> Problem statement
Of the lines in the listing below, how many hold "title"? Answer with the number only.

[Figure record listings]
-----

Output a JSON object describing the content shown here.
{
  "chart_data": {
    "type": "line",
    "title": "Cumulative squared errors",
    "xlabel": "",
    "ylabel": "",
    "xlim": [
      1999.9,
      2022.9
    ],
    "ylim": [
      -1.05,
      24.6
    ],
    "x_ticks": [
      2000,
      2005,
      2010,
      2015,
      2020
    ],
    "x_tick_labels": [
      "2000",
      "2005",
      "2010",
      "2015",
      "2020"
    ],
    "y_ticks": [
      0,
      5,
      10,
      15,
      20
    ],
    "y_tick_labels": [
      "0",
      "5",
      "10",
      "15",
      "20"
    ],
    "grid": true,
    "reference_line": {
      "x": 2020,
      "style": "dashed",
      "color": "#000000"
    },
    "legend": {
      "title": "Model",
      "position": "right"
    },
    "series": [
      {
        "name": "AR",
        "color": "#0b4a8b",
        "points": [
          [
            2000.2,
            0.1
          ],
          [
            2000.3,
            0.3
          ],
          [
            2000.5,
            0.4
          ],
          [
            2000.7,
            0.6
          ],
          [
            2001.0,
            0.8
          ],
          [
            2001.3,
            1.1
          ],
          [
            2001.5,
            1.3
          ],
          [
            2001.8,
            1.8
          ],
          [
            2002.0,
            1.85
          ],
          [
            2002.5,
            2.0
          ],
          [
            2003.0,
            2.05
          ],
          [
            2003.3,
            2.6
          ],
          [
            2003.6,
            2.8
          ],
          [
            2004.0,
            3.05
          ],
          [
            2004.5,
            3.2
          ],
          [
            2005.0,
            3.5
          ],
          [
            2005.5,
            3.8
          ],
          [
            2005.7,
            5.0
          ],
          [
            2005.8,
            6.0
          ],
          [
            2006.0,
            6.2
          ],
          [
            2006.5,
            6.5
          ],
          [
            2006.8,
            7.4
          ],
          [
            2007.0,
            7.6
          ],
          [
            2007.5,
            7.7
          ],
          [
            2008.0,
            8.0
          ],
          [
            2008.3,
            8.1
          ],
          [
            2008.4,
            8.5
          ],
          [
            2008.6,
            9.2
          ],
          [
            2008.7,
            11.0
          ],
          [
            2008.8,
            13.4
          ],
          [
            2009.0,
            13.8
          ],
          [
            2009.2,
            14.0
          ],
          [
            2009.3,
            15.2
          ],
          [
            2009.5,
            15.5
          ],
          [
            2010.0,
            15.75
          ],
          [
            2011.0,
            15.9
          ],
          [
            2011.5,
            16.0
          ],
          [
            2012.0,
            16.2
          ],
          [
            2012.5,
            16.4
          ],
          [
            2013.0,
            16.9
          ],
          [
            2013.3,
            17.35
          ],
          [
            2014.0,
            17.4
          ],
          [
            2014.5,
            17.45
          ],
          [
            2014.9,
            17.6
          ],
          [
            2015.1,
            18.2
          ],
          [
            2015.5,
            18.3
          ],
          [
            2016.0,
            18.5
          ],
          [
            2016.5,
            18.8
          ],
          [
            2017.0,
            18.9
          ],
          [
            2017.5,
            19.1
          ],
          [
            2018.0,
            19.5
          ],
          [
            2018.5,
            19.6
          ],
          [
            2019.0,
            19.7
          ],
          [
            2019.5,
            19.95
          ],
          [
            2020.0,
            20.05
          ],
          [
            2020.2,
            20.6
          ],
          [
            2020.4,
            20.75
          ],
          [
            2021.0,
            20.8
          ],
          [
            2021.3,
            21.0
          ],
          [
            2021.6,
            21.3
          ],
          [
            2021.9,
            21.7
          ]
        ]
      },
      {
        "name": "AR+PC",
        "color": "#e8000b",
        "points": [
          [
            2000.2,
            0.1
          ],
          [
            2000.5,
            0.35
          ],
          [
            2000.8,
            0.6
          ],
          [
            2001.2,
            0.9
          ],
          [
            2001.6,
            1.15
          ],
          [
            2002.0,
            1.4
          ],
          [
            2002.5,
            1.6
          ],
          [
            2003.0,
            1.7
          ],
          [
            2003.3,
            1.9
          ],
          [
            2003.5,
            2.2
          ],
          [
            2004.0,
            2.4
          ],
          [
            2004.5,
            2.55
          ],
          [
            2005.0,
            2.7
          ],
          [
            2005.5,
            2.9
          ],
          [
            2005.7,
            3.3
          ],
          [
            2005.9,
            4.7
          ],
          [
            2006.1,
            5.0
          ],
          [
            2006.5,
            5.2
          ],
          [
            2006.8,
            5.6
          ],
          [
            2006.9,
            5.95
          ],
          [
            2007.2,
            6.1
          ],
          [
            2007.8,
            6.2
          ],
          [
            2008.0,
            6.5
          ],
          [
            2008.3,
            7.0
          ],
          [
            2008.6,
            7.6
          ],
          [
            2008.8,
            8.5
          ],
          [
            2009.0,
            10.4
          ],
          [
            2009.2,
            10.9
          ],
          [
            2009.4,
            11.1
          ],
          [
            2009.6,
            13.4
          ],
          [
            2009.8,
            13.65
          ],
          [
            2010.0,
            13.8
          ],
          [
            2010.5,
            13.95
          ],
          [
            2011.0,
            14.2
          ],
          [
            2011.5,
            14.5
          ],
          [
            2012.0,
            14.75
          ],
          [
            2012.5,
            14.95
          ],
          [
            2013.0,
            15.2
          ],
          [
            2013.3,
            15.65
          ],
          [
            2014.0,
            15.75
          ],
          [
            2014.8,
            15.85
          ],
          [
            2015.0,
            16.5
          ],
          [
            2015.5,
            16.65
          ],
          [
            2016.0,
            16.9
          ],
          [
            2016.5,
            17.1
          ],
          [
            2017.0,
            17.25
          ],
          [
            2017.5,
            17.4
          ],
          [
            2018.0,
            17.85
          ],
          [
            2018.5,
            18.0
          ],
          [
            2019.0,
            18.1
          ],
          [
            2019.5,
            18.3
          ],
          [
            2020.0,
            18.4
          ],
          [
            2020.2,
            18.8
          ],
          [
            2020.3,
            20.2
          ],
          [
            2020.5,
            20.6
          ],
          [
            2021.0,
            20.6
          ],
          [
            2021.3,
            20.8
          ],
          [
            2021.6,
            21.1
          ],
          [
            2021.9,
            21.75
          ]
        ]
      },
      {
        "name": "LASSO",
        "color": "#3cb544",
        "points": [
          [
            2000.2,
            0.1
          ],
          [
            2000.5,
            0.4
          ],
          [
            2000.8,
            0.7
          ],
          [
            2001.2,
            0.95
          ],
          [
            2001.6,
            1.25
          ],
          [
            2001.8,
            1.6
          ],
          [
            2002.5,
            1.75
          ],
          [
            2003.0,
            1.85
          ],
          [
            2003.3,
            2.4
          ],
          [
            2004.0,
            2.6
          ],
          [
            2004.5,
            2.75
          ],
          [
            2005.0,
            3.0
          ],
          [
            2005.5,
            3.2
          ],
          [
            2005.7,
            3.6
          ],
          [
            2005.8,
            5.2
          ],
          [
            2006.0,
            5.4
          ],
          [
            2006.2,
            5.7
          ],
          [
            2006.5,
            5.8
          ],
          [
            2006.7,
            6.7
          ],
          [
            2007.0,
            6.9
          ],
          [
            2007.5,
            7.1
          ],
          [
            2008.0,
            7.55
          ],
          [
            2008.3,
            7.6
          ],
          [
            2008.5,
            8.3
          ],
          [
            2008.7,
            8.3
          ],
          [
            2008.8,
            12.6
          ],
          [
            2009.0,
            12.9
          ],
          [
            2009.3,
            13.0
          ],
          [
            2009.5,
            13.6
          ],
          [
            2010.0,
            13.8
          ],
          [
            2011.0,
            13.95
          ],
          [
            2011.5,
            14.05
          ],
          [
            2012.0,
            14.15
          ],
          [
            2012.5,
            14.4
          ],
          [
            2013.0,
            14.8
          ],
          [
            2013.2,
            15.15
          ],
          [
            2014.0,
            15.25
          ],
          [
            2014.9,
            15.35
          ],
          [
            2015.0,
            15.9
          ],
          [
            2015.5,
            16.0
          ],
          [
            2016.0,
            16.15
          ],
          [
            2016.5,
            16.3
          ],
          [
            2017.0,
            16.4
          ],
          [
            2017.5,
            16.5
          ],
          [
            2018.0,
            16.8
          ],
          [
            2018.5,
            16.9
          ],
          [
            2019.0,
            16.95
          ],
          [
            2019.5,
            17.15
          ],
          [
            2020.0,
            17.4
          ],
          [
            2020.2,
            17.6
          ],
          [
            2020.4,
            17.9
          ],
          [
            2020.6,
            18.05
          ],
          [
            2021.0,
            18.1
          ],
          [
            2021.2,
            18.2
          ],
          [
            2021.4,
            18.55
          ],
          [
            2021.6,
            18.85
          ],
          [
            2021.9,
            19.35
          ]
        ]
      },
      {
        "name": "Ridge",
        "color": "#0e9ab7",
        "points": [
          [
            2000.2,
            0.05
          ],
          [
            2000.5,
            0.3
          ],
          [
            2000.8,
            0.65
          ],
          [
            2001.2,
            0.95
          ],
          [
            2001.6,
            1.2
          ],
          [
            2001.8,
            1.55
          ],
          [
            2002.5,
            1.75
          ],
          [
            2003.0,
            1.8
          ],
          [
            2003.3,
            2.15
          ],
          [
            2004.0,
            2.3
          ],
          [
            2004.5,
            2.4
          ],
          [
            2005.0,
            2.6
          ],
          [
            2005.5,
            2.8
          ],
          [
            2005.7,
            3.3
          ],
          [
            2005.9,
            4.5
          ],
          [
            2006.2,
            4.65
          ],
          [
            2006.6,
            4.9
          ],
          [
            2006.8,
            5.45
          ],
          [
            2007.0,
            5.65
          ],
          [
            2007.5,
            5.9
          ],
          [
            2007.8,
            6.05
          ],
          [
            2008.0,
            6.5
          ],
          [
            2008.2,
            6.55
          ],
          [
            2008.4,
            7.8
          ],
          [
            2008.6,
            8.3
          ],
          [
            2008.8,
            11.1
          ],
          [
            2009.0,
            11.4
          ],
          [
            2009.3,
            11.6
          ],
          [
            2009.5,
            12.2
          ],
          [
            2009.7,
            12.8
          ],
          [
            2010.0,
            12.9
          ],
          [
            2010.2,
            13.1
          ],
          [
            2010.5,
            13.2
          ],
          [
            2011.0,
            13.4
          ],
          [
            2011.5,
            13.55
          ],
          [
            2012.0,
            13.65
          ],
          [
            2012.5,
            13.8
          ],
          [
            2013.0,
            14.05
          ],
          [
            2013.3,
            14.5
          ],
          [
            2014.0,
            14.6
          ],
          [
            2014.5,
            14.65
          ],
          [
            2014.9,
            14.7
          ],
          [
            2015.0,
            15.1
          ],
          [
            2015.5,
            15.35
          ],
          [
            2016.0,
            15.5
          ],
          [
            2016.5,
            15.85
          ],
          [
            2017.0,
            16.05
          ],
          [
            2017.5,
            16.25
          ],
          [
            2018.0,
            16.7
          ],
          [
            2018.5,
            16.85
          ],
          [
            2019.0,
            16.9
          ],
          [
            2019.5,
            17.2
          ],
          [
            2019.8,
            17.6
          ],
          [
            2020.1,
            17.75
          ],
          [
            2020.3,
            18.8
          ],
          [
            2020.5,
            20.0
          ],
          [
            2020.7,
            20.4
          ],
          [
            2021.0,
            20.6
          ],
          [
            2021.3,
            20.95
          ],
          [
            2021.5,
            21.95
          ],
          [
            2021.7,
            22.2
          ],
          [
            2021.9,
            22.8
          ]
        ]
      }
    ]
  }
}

-----

> Solution for this exercise
2